## Yönergeler
**A)** Belçikalılık hissini ele alan yazıya göre N-VA seçmenlerinin yüzde kaçı Flaman Bölgesi'nin bağımsızlığından yana görüş bildiriyor?
**B)** Belçikalılık hissini ele alan yazıyı son cümlesinin ardından devam ettirin.

## Metinden Alıntı
* * *
‘Belçikalılık’ hissi yeşermeye başladı

‘Belçikalılık’ hissi yeşermeye başladı

Erdinç Utku

Sözcüklerin büyülü dünyasına yolculuk yapmayı, hayal alemine dalmayı severim ancak hayatın gerçekleri söz konusu olunca rakamlar daha belirleyici olur. Sayfalarca laf salatası yerine bir iki ikna edici rakam yeter de artar bile! Her şeyin aşırısı gibi milliyetçiliğin aşırılığı da tehlikeli ve risklidir. Ancak demokratik milliyetçiliğin eksikliği de başka bir dert. “Belçikalıyım” diye ortaya çıkacak insanların azlığı ülkedeki sorunların ortak çıkarlar doğrultusunda çözümüne engel olabiliyor.

Belçika’da, Valon-Flaman ayrışması ve bu eksendeki tartışmalar unutuldu neredeyse! “Belçika ne zaman bölünecek” diye soranlara cevap yetiştirmek zorunda değiliz. Çünkü artık daha fazla Flaman kendini Belçikalı hissediyor. Leuven Katolik Üniversitesi (KUL) tarafından yapılan araştırmada Flaman seçmenin sadece yüzde 6’sı Flaman Bölgesi’nin bağımsızlığını istiyor.

Bağımsızlığa ilgi azaldı

2007 yılında sanki Flamanların tek ilgilendiği konu Frankofonlarla Flamanlar arasında paylaşılamayan Brüksel- Halle- Vilvoorde seçim bölgesinin ayrılması ve bölgelere daha fazla yetki verilmesi amaçlı devlet reformlarıydı. Ancak bu durum artık değişmiş gözüküyor. Flamanların sadece yüzde 6’sı Flaman Bölgesi’nin bağımsızlığını isterken yüzde 36.4’ü de federal hükümetten daha fazla yetkinin Flaman Bölgesi’ne devredilmesini talep ediyor. Hatta Flaman Milliyetçisi N-VA seçmenleri bile bağımsızlık konusunda ilgisiz. N-VAlıların sadece yüzde 11’i Flaman Bölgesi’nin bağımsızlığından yana görüş bildiriyor. Bu, beklenenin çok daha altında bir oran.
* * *
## Kayıtlı Bilgiler
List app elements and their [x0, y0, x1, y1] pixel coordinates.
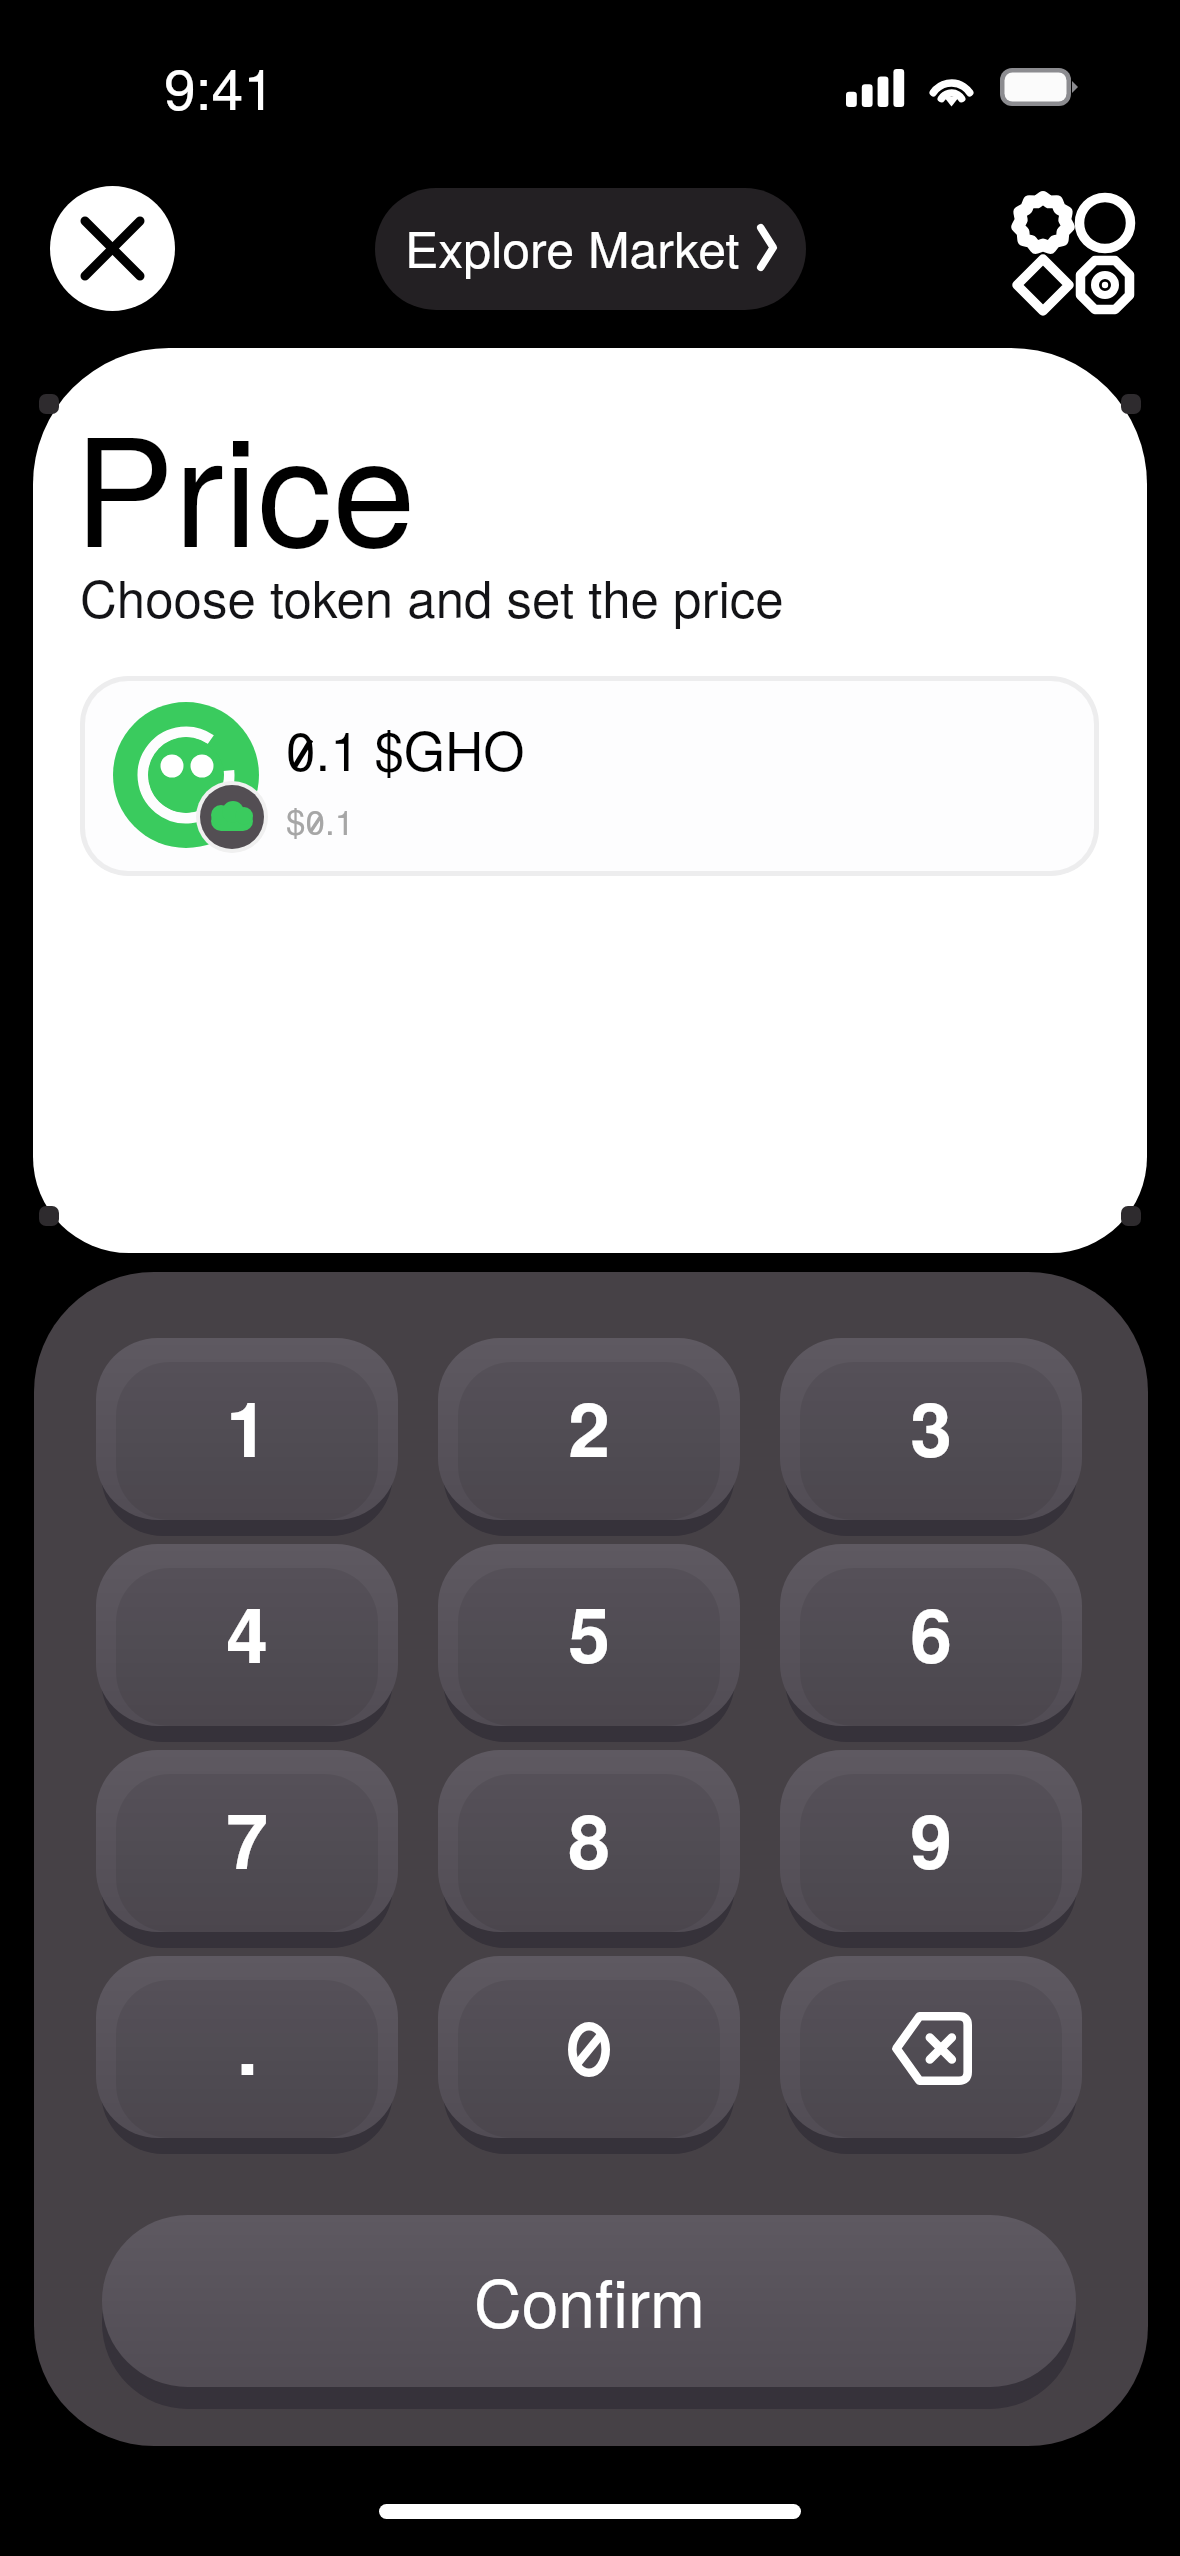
* * *
## Görevlere Göre Sonuçlar
**A)** Yüzde 11'i.

**B)**
2010 federal seçimlerinde durum farklıydı. Flaman seçmenin yüzde 52’si Flaman Bölgesi’ne daha fazla yetki verilmesini talep ederken yüzde 12’si Flaman Bölgesi’nin Belçika’dan ayrılmasını istiyordu. Daha da önemlisi Flamanlar arasında ulusal duygular yani “Belçikalılık” hissi yeşermeye başlamış. Özellikle sol kanattaki sosyalist ve yeşiller seçmeninin eğilimi bu yönde.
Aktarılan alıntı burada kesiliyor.